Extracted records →
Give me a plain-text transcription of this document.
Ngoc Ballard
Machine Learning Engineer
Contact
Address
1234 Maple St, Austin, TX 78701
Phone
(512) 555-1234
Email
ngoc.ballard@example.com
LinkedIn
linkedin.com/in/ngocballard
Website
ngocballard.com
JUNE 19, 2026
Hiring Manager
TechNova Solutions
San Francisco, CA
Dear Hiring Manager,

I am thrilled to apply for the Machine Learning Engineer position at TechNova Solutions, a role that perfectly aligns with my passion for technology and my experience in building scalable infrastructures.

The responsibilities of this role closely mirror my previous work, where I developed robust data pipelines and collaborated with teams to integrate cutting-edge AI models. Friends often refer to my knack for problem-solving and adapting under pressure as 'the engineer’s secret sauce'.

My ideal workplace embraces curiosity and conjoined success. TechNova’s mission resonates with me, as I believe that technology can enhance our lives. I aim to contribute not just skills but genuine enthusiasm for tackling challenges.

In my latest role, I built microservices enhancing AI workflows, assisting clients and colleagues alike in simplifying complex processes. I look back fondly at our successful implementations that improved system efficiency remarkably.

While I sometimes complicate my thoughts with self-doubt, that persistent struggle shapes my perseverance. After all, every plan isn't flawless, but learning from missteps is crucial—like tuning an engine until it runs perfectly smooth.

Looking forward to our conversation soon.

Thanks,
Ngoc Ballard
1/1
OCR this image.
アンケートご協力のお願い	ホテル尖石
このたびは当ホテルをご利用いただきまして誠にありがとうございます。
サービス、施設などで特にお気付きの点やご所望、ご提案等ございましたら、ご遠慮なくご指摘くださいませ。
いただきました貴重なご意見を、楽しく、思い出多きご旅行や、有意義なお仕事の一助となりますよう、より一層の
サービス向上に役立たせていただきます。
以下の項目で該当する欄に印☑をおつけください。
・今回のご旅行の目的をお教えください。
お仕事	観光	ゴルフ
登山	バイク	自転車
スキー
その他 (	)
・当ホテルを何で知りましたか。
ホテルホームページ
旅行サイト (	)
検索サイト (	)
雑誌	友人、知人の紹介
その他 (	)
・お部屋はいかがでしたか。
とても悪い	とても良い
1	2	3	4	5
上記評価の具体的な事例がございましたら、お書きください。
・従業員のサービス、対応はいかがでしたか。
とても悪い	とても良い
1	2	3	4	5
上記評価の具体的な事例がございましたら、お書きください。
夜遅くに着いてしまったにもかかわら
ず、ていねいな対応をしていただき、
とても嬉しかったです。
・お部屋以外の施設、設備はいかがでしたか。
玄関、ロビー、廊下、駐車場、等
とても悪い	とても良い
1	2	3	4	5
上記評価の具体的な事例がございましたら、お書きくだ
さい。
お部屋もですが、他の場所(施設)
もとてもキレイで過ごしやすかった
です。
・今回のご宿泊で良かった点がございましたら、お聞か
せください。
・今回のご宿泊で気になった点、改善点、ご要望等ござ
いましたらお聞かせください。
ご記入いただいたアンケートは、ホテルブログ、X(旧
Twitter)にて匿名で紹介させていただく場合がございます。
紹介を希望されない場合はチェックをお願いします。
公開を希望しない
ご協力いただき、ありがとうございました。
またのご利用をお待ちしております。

Work to do → Retype the listing above in full, with no alterations.

Task answer →
Give me a plain-text transcription of this document.
Ngoc Ballard
Machine Learning Engineer
Contact
Address
1234 Maple St, Austin, TX 78701
Phone
(512) 555-1234
Email
ngoc.ballard@example.com
LinkedIn
linkedin.com/in/ngocballard
Website
ngocballard.com
JUNE 19, 2026
Hiring Manager
TechNova Solutions
San Francisco, CA
Dear Hiring Manager,

I am thrilled to apply for the Machine Learning Engineer position at TechNova Solutions, a role that perfectly aligns with my passion for technology and my experience in building scalable infrastructures.

The responsibilities of this role closely mirror my previous work, where I developed robust data pipelines and collaborated with teams to integrate cutting-edge AI models. Friends often refer to my knack for problem-solving and adapting under pressure as 'the engineer’s secret sauce'.

My ideal workplace embraces curiosity and conjoined success. TechNova’s mission resonates with me, as I believe that technology can enhance our lives. I aim to contribute not just skills but genuine enthusiasm for tackling challenges.

In my latest role, I built microservices enhancing AI workflows, assisting clients and colleagues alike in simplifying complex processes. I look back fondly at our successful implementations that improved system efficiency remarkably.

While I sometimes complicate my thoughts with self-doubt, that persistent struggle shapes my perseverance. After all, every plan isn't flawless, but learning from missteps is crucial—like tuning an engine until it runs perfectly smooth.

Looking forward to our conversation soon.

Thanks,
Ngoc Ballard
1/1
OCR this image.
アンケートご協力のお願い	ホテル尖石
このたびは当ホテルをご利用いただきまして誠にありがとうございます。
サービス、施設などで特にお気付きの点やご所望、ご提案等ございましたら、ご遠慮なくご指摘くださいませ。
いただきました貴重なご意見を、楽しく、思い出多きご旅行や、有意義なお仕事の一助となりますよう、より一層の
サービス向上に役立たせていただきます。
以下の項目で該当する欄に印☑をおつけください。
・今回のご旅行の目的をお教えください。
お仕事	観光	ゴルフ
登山	バイク	自転車
スキー
その他 (	)
・当ホテルを何で知りましたか。
ホテルホームページ
旅行サイト (	)
検索サイト (	)
雑誌	友人、知人の紹介
その他 (	)
・お部屋はいかがでしたか。
とても悪い	とても良い
1	2	3	4	5
上記評価の具体的な事例がございましたら、お書きください。
・従業員のサービス、対応はいかがでしたか。
とても悪い	とても良い
1	2	3	4	5
上記評価の具体的な事例がございましたら、お書きください。
夜遅くに着いてしまったにもかかわら
ず、ていねいな対応をしていただき、
とても嬉しかったです。
・お部屋以外の施設、設備はいかがでしたか。
玄関、ロビー、廊下、駐車場、等
とても悪い	とても良い
1	2	3	4	5
上記評価の具体的な事例がございましたら、お書きくだ
さい。
お部屋もですが、他の場所(施設)
もとてもキレイで過ごしやすかった
です。
・今回のご宿泊で良かった点がございましたら、お聞か
せください。
・今回のご宿泊で気になった点、改善点、ご要望等ござ
いましたらお聞かせください。
ご記入いただいたアンケートは、ホテルブログ、X(旧
Twitter)にて匿名で紹介させていただく場合がございます。
紹介を希望されない場合はチェックをお願いします。
公開を希望しない
ご協力いただき、ありがとうございました。
またのご利用をお待ちしております。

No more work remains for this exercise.